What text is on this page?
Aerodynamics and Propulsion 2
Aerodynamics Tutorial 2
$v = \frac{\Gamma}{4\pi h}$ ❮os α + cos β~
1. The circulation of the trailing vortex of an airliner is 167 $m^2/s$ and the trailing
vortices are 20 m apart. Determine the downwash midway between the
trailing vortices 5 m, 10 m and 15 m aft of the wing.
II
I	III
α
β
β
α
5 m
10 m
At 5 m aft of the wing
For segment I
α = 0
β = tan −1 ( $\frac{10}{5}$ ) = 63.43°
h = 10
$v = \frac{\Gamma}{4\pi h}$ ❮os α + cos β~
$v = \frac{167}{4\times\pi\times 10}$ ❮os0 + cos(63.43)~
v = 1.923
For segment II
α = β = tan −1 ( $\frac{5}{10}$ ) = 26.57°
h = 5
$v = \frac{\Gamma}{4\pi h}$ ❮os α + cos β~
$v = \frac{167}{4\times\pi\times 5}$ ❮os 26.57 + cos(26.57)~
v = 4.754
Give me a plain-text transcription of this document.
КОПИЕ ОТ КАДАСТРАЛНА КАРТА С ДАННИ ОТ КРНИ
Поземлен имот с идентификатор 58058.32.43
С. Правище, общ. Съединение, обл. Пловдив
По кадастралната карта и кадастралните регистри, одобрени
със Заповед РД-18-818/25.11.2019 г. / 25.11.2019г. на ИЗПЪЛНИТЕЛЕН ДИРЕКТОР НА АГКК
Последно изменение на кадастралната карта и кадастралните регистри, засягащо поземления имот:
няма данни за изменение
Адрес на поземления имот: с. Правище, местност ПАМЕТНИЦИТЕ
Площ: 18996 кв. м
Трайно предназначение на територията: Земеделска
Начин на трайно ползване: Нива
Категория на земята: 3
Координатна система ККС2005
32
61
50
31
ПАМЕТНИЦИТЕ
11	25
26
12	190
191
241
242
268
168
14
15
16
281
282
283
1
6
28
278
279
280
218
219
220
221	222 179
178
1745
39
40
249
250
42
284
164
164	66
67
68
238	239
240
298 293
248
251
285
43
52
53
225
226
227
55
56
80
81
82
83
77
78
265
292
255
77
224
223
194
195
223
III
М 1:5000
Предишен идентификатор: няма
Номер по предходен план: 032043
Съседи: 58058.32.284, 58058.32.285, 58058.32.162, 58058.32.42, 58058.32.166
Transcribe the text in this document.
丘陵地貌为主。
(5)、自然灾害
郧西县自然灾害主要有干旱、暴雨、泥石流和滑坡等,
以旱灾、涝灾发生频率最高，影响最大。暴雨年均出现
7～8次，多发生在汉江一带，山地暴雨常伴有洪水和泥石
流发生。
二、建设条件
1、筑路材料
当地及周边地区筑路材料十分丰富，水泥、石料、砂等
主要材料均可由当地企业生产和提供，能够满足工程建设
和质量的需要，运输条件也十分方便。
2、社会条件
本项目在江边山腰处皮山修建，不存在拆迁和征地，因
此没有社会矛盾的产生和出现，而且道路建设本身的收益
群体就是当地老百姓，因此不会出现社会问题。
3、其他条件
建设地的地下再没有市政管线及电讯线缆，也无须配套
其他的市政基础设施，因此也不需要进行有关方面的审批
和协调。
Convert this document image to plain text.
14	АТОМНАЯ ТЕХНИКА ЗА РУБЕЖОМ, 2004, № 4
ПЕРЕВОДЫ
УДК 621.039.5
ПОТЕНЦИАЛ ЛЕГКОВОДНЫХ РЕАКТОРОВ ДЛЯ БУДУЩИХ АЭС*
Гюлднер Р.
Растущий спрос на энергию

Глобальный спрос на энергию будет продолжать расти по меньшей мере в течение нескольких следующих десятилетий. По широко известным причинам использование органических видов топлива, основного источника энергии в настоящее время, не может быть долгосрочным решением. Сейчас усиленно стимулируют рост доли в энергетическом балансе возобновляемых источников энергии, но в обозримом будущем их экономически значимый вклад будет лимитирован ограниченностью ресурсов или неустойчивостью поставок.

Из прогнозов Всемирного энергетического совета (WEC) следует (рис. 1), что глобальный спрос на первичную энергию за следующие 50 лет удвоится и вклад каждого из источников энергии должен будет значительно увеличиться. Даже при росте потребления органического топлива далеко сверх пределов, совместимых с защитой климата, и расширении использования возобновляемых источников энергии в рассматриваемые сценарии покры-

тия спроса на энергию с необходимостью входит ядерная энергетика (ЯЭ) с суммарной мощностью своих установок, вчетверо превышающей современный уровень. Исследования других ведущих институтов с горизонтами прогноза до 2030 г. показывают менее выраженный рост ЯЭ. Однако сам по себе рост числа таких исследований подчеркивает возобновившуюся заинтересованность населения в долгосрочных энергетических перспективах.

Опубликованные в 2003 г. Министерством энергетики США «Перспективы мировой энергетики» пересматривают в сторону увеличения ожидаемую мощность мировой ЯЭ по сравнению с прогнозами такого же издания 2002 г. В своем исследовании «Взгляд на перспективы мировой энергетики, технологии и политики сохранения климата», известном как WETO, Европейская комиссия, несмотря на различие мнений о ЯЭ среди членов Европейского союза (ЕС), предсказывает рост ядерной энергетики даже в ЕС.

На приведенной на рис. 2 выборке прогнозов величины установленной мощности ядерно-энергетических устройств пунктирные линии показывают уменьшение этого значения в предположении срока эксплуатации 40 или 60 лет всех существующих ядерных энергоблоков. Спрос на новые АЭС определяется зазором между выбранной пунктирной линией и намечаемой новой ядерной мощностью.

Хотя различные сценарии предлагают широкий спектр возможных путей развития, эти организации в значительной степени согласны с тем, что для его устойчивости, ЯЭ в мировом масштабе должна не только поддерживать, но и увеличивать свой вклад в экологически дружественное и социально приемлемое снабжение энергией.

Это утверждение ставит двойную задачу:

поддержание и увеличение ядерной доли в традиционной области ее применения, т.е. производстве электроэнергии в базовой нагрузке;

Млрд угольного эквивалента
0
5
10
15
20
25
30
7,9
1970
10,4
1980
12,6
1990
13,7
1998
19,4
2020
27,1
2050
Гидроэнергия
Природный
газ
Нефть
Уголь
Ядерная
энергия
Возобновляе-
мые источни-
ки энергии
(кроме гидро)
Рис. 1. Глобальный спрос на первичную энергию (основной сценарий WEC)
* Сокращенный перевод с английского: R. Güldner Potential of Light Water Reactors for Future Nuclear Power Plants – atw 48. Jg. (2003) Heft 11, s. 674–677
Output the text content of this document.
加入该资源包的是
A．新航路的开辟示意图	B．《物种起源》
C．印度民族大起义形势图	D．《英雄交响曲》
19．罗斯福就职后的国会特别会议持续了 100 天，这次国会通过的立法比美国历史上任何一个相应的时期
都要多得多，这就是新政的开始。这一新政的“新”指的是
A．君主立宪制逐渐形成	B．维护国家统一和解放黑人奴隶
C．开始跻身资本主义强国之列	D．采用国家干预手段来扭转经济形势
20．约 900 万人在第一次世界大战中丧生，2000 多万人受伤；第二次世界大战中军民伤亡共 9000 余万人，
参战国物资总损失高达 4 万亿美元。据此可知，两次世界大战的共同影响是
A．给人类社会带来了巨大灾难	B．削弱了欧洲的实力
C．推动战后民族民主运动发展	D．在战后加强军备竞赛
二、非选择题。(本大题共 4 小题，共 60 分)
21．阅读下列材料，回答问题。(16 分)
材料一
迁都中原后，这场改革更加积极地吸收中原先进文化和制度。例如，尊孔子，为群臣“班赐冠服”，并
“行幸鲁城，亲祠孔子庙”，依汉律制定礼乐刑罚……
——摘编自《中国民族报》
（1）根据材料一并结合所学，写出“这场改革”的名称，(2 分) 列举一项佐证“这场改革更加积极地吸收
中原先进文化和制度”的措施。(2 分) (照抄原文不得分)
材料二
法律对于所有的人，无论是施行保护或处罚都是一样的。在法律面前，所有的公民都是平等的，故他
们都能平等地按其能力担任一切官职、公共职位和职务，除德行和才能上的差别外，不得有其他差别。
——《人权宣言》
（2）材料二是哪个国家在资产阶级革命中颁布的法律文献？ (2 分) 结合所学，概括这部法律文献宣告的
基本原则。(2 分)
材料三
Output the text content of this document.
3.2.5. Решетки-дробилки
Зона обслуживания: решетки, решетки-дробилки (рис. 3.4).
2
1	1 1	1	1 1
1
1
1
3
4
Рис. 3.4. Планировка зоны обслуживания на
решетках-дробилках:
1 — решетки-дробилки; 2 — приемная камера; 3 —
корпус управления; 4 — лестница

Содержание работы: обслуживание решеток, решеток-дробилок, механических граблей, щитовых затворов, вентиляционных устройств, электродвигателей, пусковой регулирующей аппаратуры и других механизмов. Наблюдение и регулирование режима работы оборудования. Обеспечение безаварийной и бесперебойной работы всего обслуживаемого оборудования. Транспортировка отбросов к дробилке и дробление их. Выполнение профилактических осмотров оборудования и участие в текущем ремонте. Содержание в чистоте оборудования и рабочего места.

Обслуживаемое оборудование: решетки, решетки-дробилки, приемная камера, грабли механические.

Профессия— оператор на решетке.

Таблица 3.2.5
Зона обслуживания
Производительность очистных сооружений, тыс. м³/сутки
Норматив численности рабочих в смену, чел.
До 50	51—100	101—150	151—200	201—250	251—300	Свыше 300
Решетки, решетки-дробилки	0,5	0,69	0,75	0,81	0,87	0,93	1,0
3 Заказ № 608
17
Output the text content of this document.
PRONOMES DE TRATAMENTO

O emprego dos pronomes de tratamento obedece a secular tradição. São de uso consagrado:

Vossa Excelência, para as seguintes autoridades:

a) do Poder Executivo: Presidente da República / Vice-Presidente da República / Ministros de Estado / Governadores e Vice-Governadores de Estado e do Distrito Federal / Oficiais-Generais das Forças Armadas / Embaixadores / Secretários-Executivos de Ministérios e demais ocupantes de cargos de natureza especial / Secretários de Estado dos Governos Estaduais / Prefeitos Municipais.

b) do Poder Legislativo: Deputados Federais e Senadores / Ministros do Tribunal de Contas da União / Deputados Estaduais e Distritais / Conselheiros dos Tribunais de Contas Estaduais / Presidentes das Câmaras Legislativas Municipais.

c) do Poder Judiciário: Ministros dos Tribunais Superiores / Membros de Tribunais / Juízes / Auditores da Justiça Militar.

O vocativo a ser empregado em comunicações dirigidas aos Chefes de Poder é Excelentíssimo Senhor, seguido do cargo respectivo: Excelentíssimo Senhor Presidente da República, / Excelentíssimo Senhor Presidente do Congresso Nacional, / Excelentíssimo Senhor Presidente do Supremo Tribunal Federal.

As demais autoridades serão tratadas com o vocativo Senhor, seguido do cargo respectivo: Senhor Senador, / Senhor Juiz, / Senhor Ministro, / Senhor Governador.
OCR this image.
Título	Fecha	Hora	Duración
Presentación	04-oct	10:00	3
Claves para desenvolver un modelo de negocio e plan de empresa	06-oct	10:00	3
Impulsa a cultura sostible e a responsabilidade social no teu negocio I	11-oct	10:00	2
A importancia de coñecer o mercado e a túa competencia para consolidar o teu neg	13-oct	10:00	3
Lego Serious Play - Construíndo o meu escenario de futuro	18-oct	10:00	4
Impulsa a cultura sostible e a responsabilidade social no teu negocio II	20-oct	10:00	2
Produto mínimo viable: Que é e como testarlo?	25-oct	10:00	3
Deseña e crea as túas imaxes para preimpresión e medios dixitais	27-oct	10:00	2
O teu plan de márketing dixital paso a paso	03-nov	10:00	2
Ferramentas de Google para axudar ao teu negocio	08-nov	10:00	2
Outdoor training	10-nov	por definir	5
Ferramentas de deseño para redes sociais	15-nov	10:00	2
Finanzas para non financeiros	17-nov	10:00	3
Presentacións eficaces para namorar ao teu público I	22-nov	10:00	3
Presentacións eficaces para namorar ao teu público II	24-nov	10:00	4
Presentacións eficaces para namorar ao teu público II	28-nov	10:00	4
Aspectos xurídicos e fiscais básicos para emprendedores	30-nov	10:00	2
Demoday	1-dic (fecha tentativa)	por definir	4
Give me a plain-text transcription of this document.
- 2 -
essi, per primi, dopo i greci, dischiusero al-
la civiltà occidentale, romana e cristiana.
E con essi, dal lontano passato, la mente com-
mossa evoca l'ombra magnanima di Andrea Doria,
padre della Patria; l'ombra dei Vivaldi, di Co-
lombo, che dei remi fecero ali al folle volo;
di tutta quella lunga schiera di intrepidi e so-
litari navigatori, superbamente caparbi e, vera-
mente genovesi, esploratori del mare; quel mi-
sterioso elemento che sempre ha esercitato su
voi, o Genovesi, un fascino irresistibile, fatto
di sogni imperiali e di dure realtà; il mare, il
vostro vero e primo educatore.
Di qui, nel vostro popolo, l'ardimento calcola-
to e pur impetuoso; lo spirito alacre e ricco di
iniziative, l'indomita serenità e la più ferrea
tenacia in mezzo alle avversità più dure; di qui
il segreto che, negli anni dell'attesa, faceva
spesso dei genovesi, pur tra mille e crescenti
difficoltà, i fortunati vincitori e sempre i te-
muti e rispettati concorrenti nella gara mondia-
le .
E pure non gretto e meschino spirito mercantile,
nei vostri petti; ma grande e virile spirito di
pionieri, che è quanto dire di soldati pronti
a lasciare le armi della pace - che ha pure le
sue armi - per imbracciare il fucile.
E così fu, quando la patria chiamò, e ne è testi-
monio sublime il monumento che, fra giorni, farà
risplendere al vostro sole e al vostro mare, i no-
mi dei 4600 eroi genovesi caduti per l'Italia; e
------------------------------------
### Stated goal
Of the lines above, how many contain the word "Ferramentas"? Provide the number and nothing else.

### Solution to this task
2